EXERCISE DIRECTIONS. Transcribe the lines below verbatim, skipping the images.

** Start RECORDS SUPPLIED **

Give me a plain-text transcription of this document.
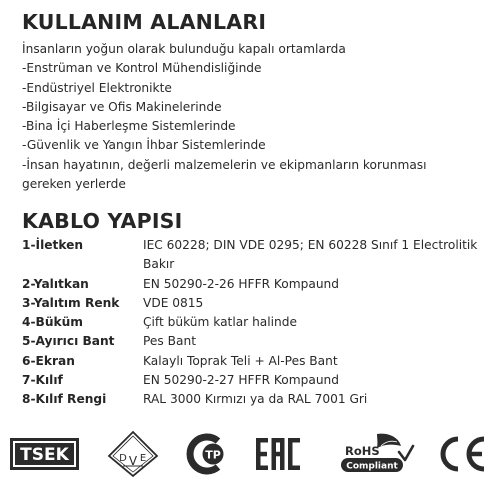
KULLANIM ALANLARI
İnsanların yoğun olarak bulunduğu kapalı ortamlarda
-Enstrüman ve Kontrol Mühendisliğinde
-Endüstriyel Elektronikte
-Bilgisayar ve Ofis Makinelerinde
-Bina İçi Haberleşme Sistemlerinde
-Güvenlik ve Yangın İhbar Sistemlerinde
-İnsan hayatının, değerli malzemelerin ve ekipmanların korunması
gereken yerlerde
KABLO YAPISI
1-İletken	IEC 60228; DIN VDE 0295; EN 60228 Sınıf 1 Electrolitik Bakır
2-Yalıtkan	EN 50290-2-26 HFFR Kompaund
3-Yalıtım Renk	VDE 0815
4-Büküm	Çift büküm katlar halinde
5-Ayırıcı Bant	Pes Bant
6-Ekran	Kalaylı Toprak Teli + Al-Pes Bant
7-Kılıf	EN 50290-2-27 HFFR Kompaund
8-Kılıf Rengi	RAL 3000 Kırmızı ya da RAL 7001 Gri
TSEK	D V E	ТР
EAC
RoHS
Compliant
CE
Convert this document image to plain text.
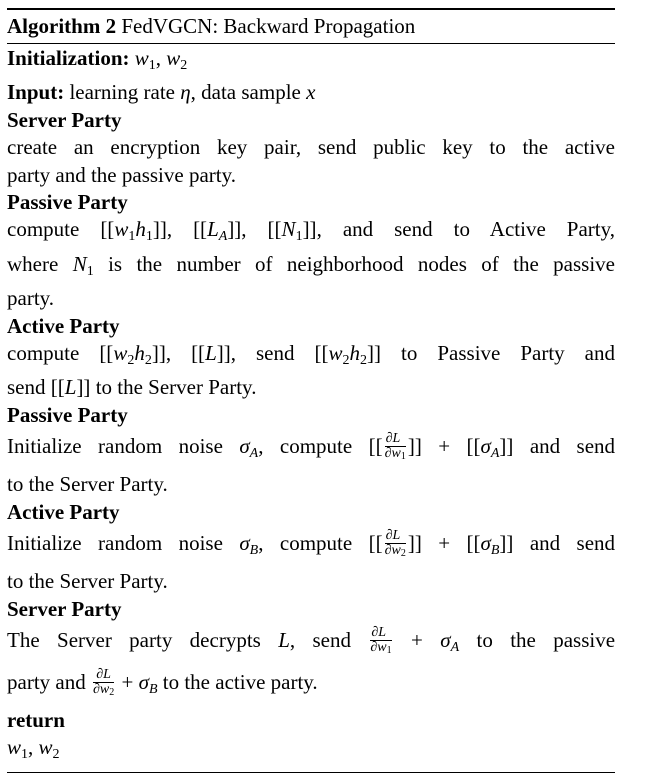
Algorithm 2 FedVGCN: Backward Propagation
Initialization: $w_1$, $w_2$
Input: learning rate η, data sample x
Server Party
create an encryption key pair, send public key to the active
party and the passive party.
Passive Party
compute $[[w_1h_1]]$, [[LA]], $[[N_1]]$, and send to Active Party,
where $N_1$ is the number of neighborhood nodes of the passive
party.
Active Party
compute $[[w_2h_2]]$, [[L]], send $[[w_2h_2]]$ to Passive Party and
send [[L]] to the Server Party.
Passive Party
Initialize random noise σA, compute [[ $\frac{\partial L}{\partial w1}$ ]] + [[σA]] and send
to the Server Party.
Active Party
Initialize random noise σB, compute [[ $\frac{\partial L}{\partial w2}$ ]] + [[σB]] and send
to the Server Party.
Server Party
The Server party decrypts L, send $\frac{\partial L}{\partial w1} + \sigma A$ to the passive
party and $\frac{\partial L}{\partial w2} + \sigma B$ to the active party.
return
$w_1$, $w_2$
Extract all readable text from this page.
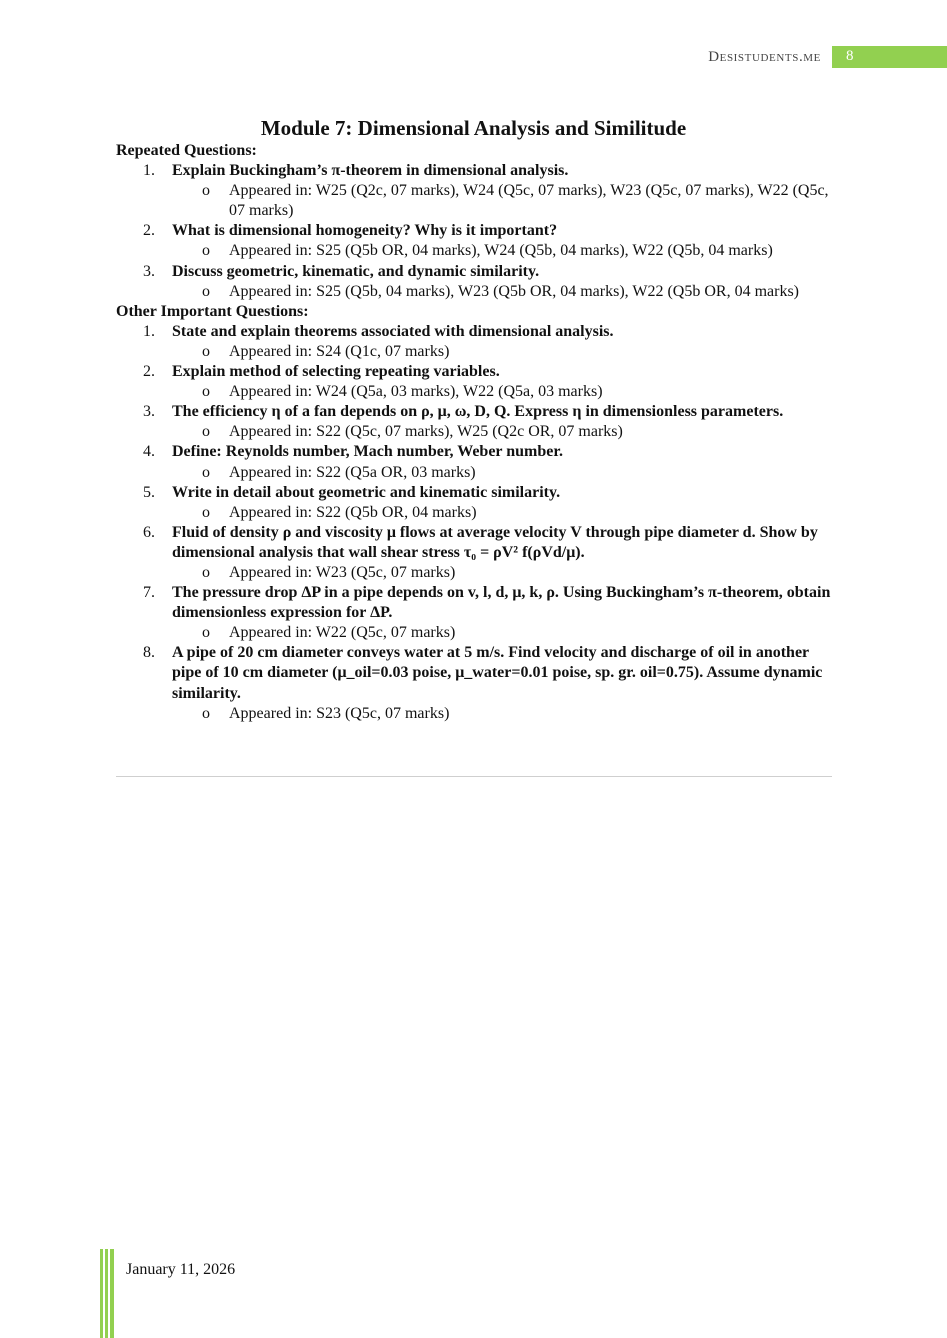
Desistudents.me	8
Module 7: Dimensional Analysis and Similitude
Repeated Questions:
1. Explain Buckingham’s π-theorem in dimensional analysis.
o Appeared in: W25 (Q2c, 07 marks), W24 (Q5c, 07 marks), W23 (Q5c, 07 marks), W22 (Q5c, 07 marks)
2. What is dimensional homogeneity? Why is it important?
o Appeared in: S25 (Q5b OR, 04 marks), W24 (Q5b, 04 marks), W22 (Q5b, 04 marks)
3. Discuss geometric, kinematic, and dynamic similarity.
o Appeared in: S25 (Q5b, 04 marks), W23 (Q5b OR, 04 marks), W22 (Q5b OR, 04 marks)
Other Important Questions:
1. State and explain theorems associated with dimensional analysis.
o Appeared in: S24 (Q1c, 07 marks)
2. Explain method of selecting repeating variables.
o Appeared in: W24 (Q5a, 03 marks), W22 (Q5a, 03 marks)
3. The efficiency η of a fan depends on ρ, μ, ω, D, Q. Express η in dimensionless parameters.
o Appeared in: S22 (Q5c, 07 marks), W25 (Q2c OR, 07 marks)
4. Define: Reynolds number, Mach number, Weber number.
o Appeared in: S22 (Q5a OR, 03 marks)
5. Write in detail about geometric and kinematic similarity.
o Appeared in: S22 (Q5b OR, 04 marks)
6. Fluid of density ρ and viscosity μ flows at average velocity V through pipe diameter d. Show by dimensional analysis that wall shear stress τ₀ = ρV² f(ρVd/μ).
o Appeared in: W23 (Q5c, 07 marks)
7. The pressure drop ΔP in a pipe depends on v, l, d, μ, k, ρ. Using Buckingham’s π-theorem, obtain dimensionless expression for ΔP.
o Appeared in: W22 (Q5c, 07 marks)
8. A pipe of 20 cm diameter conveys water at 5 m/s. Find velocity and discharge of oil in another pipe of 10 cm diameter (μ_oil=0.03 poise, μ_water=0.01 poise, sp. gr. oil=0.75). Assume dynamic similarity.
o Appeared in: S23 (Q5c, 07 marks)
January 11, 2026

** End RECORDS SUPPLIED **

CORRECT ANSWER.
Give me a plain-text transcription of this document.
KULLANIM ALANLARI
İnsanların yoğun olarak bulunduğu kapalı ortamlarda
-Enstrüman ve Kontrol Mühendisliğinde
-Endüstriyel Elektronikte
-Bilgisayar ve Ofis Makinelerinde
-Bina İçi Haberleşme Sistemlerinde
-Güvenlik ve Yangın İhbar Sistemlerinde
-İnsan hayatının, değerli malzemelerin ve ekipmanların korunması
gereken yerlerde
KABLO YAPISI
1-İletken	IEC 60228; DIN VDE 0295; EN 60228 Sınıf 1 Electrolitik Bakır
2-Yalıtkan	EN 50290-2-26 HFFR Kompaund
3-Yalıtım Renk	VDE 0815
4-Büküm	Çift büküm katlar halinde
5-Ayırıcı Bant	Pes Bant
6-Ekran	Kalaylı Toprak Teli + Al-Pes Bant
7-Kılıf	EN 50290-2-27 HFFR Kompaund
8-Kılıf Rengi	RAL 3000 Kırmızı ya da RAL 7001 Gri
TSEK	D V E	ТР
EAC
RoHS
Compliant
CE
Convert this document image to plain text.
Algorithm 2 FedVGCN: Backward Propagation
Initialization: $w_1$, $w_2$
Input: learning rate η, data sample x
Server Party
create an encryption key pair, send public key to the active
party and the passive party.
Passive Party
compute $[[w_1h_1]]$, [[LA]], $[[N_1]]$, and send to Active Party,
where $N_1$ is the number of neighborhood nodes of the passive
party.
Active Party
compute $[[w_2h_2]]$, [[L]], send $[[w_2h_2]]$ to Passive Party and
send [[L]] to the Server Party.
Passive Party
Initialize random noise σA, compute [[ $\frac{\partial L}{\partial w1}$ ]] + [[σA]] and send
to the Server Party.
Active Party
Initialize random noise σB, compute [[ $\frac{\partial L}{\partial w2}$ ]] + [[σB]] and send
to the Server Party.
Server Party
The Server party decrypts L, send $\frac{\partial L}{\partial w1} + \sigma A$ to the passive
party and $\frac{\partial L}{\partial w2} + \sigma B$ to the active party.
return
$w_1$, $w_2$
Extract all readable text from this page.
Desistudents.me	8
Module 7: Dimensional Analysis and Similitude
Repeated Questions:
1. Explain Buckingham’s π-theorem in dimensional analysis.
o Appeared in: W25 (Q2c, 07 marks), W24 (Q5c, 07 marks), W23 (Q5c, 07 marks), W22 (Q5c, 07 marks)
2. What is dimensional homogeneity? Why is it important?
o Appeared in: S25 (Q5b OR, 04 marks), W24 (Q5b, 04 marks), W22 (Q5b, 04 marks)
3. Discuss geometric, kinematic, and dynamic similarity.
o Appeared in: S25 (Q5b, 04 marks), W23 (Q5b OR, 04 marks), W22 (Q5b OR, 04 marks)
Other Important Questions:
1. State and explain theorems associated with dimensional analysis.
o Appeared in: S24 (Q1c, 07 marks)
2. Explain method of selecting repeating variables.
o Appeared in: W24 (Q5a, 03 marks), W22 (Q5a, 03 marks)
3. The efficiency η of a fan depends on ρ, μ, ω, D, Q. Express η in dimensionless parameters.
o Appeared in: S22 (Q5c, 07 marks), W25 (Q2c OR, 07 marks)
4. Define: Reynolds number, Mach number, Weber number.
o Appeared in: S22 (Q5a OR, 03 marks)
5. Write in detail about geometric and kinematic similarity.
o Appeared in: S22 (Q5b OR, 04 marks)
6. Fluid of density ρ and viscosity μ flows at average velocity V through pipe diameter d. Show by dimensional analysis that wall shear stress τ₀ = ρV² f(ρVd/μ).
o Appeared in: W23 (Q5c, 07 marks)
7. The pressure drop ΔP in a pipe depends on v, l, d, μ, k, ρ. Using Buckingham’s π-theorem, obtain dimensionless expression for ΔP.
o Appeared in: W22 (Q5c, 07 marks)
8. A pipe of 20 cm diameter conveys water at 5 m/s. Find velocity and discharge of oil in another pipe of 10 cm diameter (μ_oil=0.03 poise, μ_water=0.01 poise, sp. gr. oil=0.75). Assume dynamic similarity.
o Appeared in: S23 (Q5c, 07 marks)
January 11, 2026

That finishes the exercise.